— Begin —

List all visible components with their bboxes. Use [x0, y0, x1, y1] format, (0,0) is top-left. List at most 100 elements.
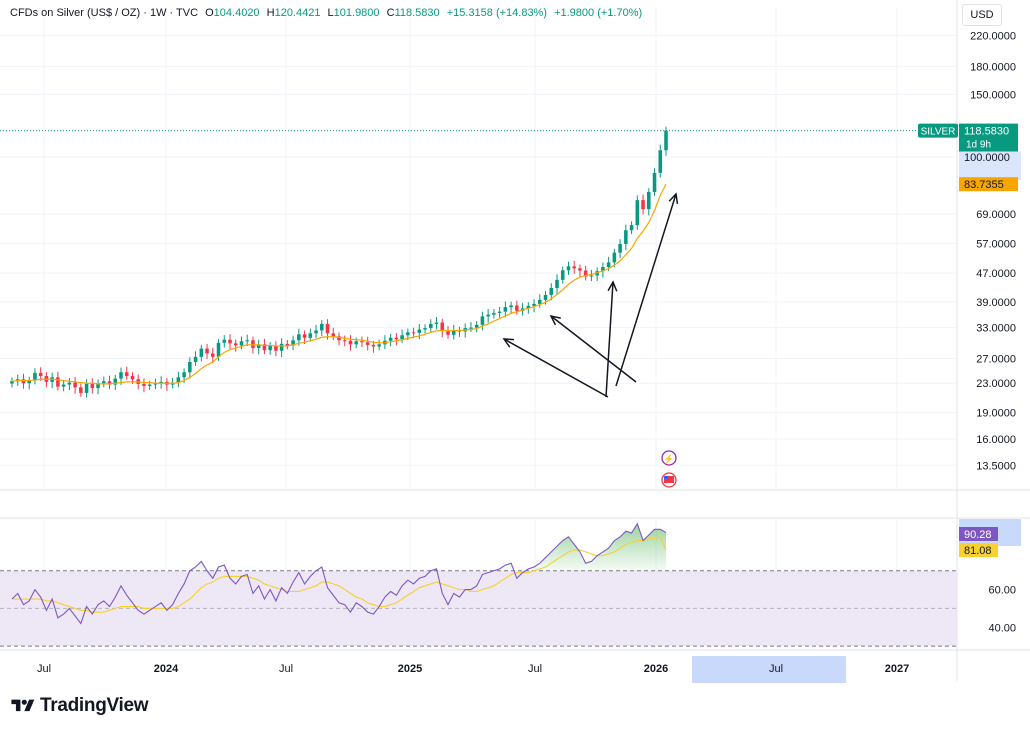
candle-body [434, 322, 439, 324]
candle-body [474, 324, 479, 328]
candle-body [480, 316, 485, 325]
candle-body [543, 294, 548, 300]
candle-body [555, 279, 559, 288]
candle-body [526, 305, 531, 309]
rsi-ma-value-tag [959, 543, 998, 557]
candle-body [21, 379, 26, 384]
candle-body [222, 339, 227, 343]
ohlc-high: H120.4421 [266, 7, 321, 19]
candle-body [262, 344, 267, 351]
candle-body [33, 372, 37, 381]
candle-body [664, 130, 668, 151]
candle-body [406, 332, 410, 336]
candle-body [560, 270, 565, 280]
annotation-arrow[interactable] [503, 338, 609, 398]
candle-body [423, 328, 427, 330]
time-tick-label: 2026 [644, 663, 668, 675]
candle-body [411, 332, 416, 334]
rsi-tick-label: 40.00 [988, 622, 1016, 634]
price-tick-label: 220.0000 [970, 30, 1016, 42]
candle-body [342, 340, 347, 342]
candle-body [239, 341, 244, 346]
last-price-tag [959, 123, 1018, 152]
time-tick-label: 2025 [398, 663, 422, 675]
candle-body [320, 323, 324, 331]
candle-body [331, 333, 336, 337]
candle-body [159, 381, 163, 384]
candle-body [188, 361, 192, 373]
annotation-arrowhead [607, 280, 618, 292]
time-tick-label: Jul [528, 663, 542, 675]
ohlc-low: L101.9800 [327, 7, 380, 19]
candle-body [486, 314, 490, 317]
candle-body [233, 343, 238, 346]
candle-body [354, 341, 358, 345]
rsi-ma-line [12, 536, 667, 613]
tradingview-logo-icon [11, 699, 35, 712]
candle-body [337, 336, 341, 341]
candle-body [285, 343, 290, 346]
candle-body [79, 387, 83, 393]
candle-body [440, 322, 445, 331]
candle-body [451, 330, 456, 335]
ohlc-second-change: +1.9800 (+1.70%) [554, 7, 643, 19]
price-tick-label-overlay: 100.0000 [964, 152, 1010, 164]
candle-body [113, 378, 118, 385]
candle-body [325, 323, 330, 334]
candle-body [538, 299, 542, 304]
time-tick-label: 2024 [154, 663, 179, 675]
candle-body [578, 268, 582, 271]
rsi-overbought-fill [12, 523, 666, 571]
lightning-event-icon[interactable] [661, 450, 677, 466]
annotation-arrow[interactable] [550, 315, 637, 383]
currency-button[interactable]: USD [962, 4, 1002, 26]
ohlc-change: +15.3158 (+14.83%) [446, 7, 548, 19]
candle-body [302, 334, 307, 338]
candle-body [182, 372, 186, 378]
flag-canton [664, 476, 668, 479]
candle-body [147, 384, 152, 386]
candle-body [199, 348, 204, 357]
candle-body [107, 381, 112, 385]
candle-body [251, 340, 255, 349]
candle-body [446, 330, 450, 335]
candle-body [503, 307, 508, 312]
candle-body [641, 200, 645, 210]
symbol-tag-label: SILVER [921, 127, 956, 138]
candle-body [371, 344, 376, 347]
candle-body [612, 252, 617, 263]
brand-name: TradingView [40, 695, 149, 716]
candle-body [394, 337, 399, 340]
candle-body [211, 353, 215, 357]
candle-body [153, 383, 158, 385]
candle-body [509, 305, 513, 308]
candle-body [256, 344, 261, 349]
candle-body [624, 230, 628, 244]
candle-body [102, 381, 106, 384]
candle-body [27, 380, 31, 384]
candle-body [469, 327, 473, 329]
candle-body [618, 243, 622, 253]
tradingview-brand[interactable]: TradingView [10, 695, 149, 717]
time-tick-label: 2027 [885, 663, 909, 675]
symbol-title: CFDs on Silver (US$ / OZ) · 1W · TVC [10, 7, 199, 19]
candle-body [84, 383, 89, 393]
candle-body [601, 267, 605, 272]
annotation-arrowhead [668, 192, 679, 205]
candle-body [492, 312, 496, 315]
price-tick-label: 150.0000 [970, 89, 1016, 101]
candle-body [417, 329, 422, 333]
annotation-arrow[interactable] [605, 281, 614, 398]
candle-body [377, 344, 381, 347]
time-tick-label: Jul [769, 663, 783, 675]
candle-body [515, 305, 519, 311]
candle-body [400, 335, 404, 340]
candle-body [589, 275, 594, 277]
candle-body [216, 342, 221, 357]
annotation-arrow[interactable] [615, 193, 677, 387]
symbol-tag [918, 123, 958, 138]
candle-body [228, 339, 232, 344]
candle-body [56, 377, 60, 387]
rsi-value-tag [959, 527, 998, 541]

— End —

SHORT TASK: Copy out the records above line for line, leaving out the pictures.

FINAL RESULT:
List all visible components with their bboxes. Use [x0, y0, x1, y1] format, (0,0) is top-left. List at most 100 elements.
candle-body [434, 322, 439, 324]
candle-body [474, 324, 479, 328]
candle-body [480, 316, 485, 325]
candle-body [543, 294, 548, 300]
candle-body [555, 279, 559, 288]
candle-body [526, 305, 531, 309]
rsi-ma-value-tag [959, 543, 998, 557]
candle-body [21, 379, 26, 384]
candle-body [222, 339, 227, 343]
ohlc-high: H120.4421 [266, 7, 321, 19]
candle-body [262, 344, 267, 351]
candle-body [33, 372, 37, 381]
candle-body [664, 130, 668, 151]
candle-body [406, 332, 410, 336]
candle-body [560, 270, 565, 280]
annotation-arrow[interactable] [503, 338, 609, 398]
candle-body [423, 328, 427, 330]
time-tick-label: 2026 [644, 663, 668, 675]
candle-body [411, 332, 416, 334]
rsi-tick-label: 40.00 [988, 622, 1016, 634]
price-tick-label: 220.0000 [970, 30, 1016, 42]
candle-body [342, 340, 347, 342]
candle-body [239, 341, 244, 346]
last-price-tag [959, 123, 1018, 152]
time-tick-label: 2025 [398, 663, 422, 675]
candle-body [320, 323, 324, 331]
candle-body [331, 333, 336, 337]
candle-body [159, 381, 163, 384]
candle-body [188, 361, 192, 373]
annotation-arrowhead [607, 280, 618, 292]
time-tick-label: Jul [528, 663, 542, 675]
ohlc-low: L101.9800 [327, 7, 380, 19]
candle-body [486, 314, 490, 317]
candle-body [233, 343, 238, 346]
candle-body [354, 341, 358, 345]
rsi-ma-line [12, 536, 667, 613]
tradingview-logo-icon [11, 699, 35, 712]
candle-body [337, 336, 341, 341]
candle-body [285, 343, 290, 346]
candle-body [79, 387, 83, 393]
candle-body [440, 322, 445, 331]
candle-body [451, 330, 456, 335]
ohlc-second-change: +1.9800 (+1.70%) [554, 7, 643, 19]
price-tick-label-overlay: 100.0000 [964, 152, 1010, 164]
candle-body [113, 378, 118, 385]
candle-body [325, 323, 330, 334]
candle-body [538, 299, 542, 304]
time-tick-label: 2024 [154, 663, 179, 675]
candle-body [578, 268, 582, 271]
rsi-overbought-fill [12, 523, 666, 571]
lightning-event-icon[interactable] [661, 450, 677, 466]
annotation-arrow[interactable] [550, 315, 637, 383]
currency-button[interactable]: USD [962, 4, 1002, 26]
ohlc-change: +15.3158 (+14.83%) [446, 7, 548, 19]
candle-body [302, 334, 307, 338]
candle-body [182, 372, 186, 378]
flag-canton [664, 476, 668, 479]
candle-body [147, 384, 152, 386]
candle-body [199, 348, 204, 357]
candle-body [107, 381, 112, 385]
candle-body [251, 340, 255, 349]
candle-body [446, 330, 450, 335]
candle-body [503, 307, 508, 312]
candle-body [641, 200, 645, 210]
symbol-tag-label: SILVER [921, 127, 956, 138]
candle-body [371, 344, 376, 347]
candle-body [612, 252, 617, 263]
brand-name: TradingView [40, 695, 149, 716]
candle-body [394, 337, 399, 340]
candle-body [211, 353, 215, 357]
candle-body [153, 383, 158, 385]
candle-body [509, 305, 513, 308]
candle-body [256, 344, 261, 349]
candle-body [624, 230, 628, 244]
candle-body [102, 381, 106, 384]
candle-body [27, 380, 31, 384]
candle-body [469, 327, 473, 329]
candle-body [618, 243, 622, 253]
tradingview-brand[interactable]: TradingView [10, 695, 149, 717]
time-tick-label: 2027 [885, 663, 909, 675]
symbol-title: CFDs on Silver (US$ / OZ) · 1W · TVC [10, 7, 199, 19]
candle-body [84, 383, 89, 393]
candle-body [601, 267, 605, 272]
annotation-arrowhead [668, 192, 679, 205]
candle-body [492, 312, 496, 315]
price-tick-label: 150.0000 [970, 89, 1016, 101]
candle-body [417, 329, 422, 333]
annotation-arrow[interactable] [605, 281, 614, 398]
candle-body [377, 344, 381, 347]
time-tick-label: Jul [769, 663, 783, 675]
candle-body [515, 305, 519, 311]
candle-body [400, 335, 404, 340]
candle-body [589, 275, 594, 277]
candle-body [216, 342, 221, 357]
annotation-arrow[interactable] [615, 193, 677, 387]
symbol-tag [918, 123, 958, 138]
candle-body [228, 339, 232, 344]
candle-body [56, 377, 60, 387]
rsi-value-tag [959, 527, 998, 541]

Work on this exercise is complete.